> **DATASET RECORDS**:
------------------------

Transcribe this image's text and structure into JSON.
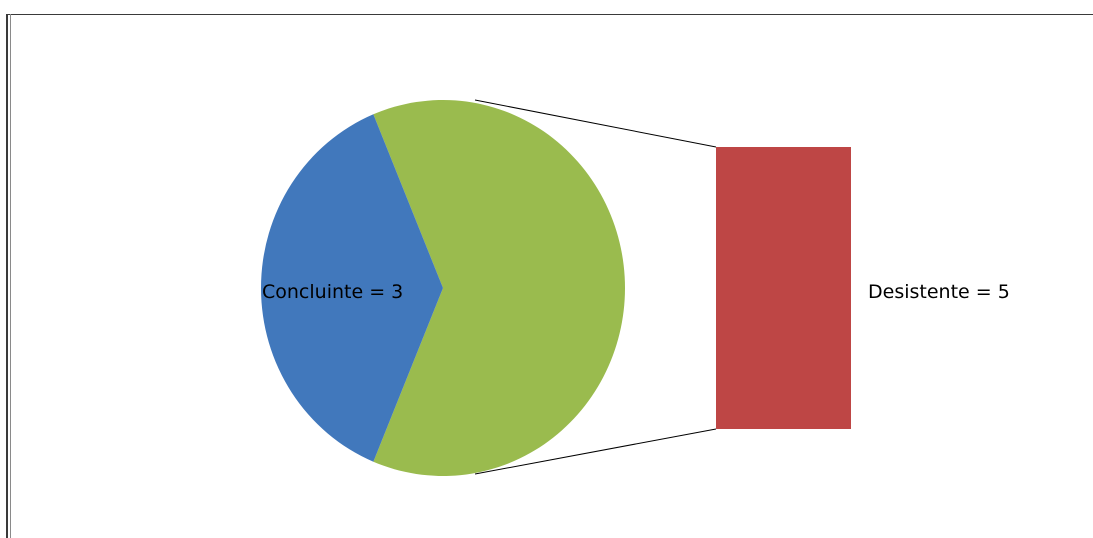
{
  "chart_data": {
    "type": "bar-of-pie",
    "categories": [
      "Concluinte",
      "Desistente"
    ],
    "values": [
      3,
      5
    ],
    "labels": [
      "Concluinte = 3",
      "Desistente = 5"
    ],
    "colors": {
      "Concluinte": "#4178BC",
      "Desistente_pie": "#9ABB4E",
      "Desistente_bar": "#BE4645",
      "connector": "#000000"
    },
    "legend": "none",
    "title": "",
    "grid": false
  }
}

------------------------

> **WRITTEN INSTRUCTION**: Report the number of lines in the listing where the string "Concluinte" appears, and nothing besides.

> **THE COMPLETED TASK**: 3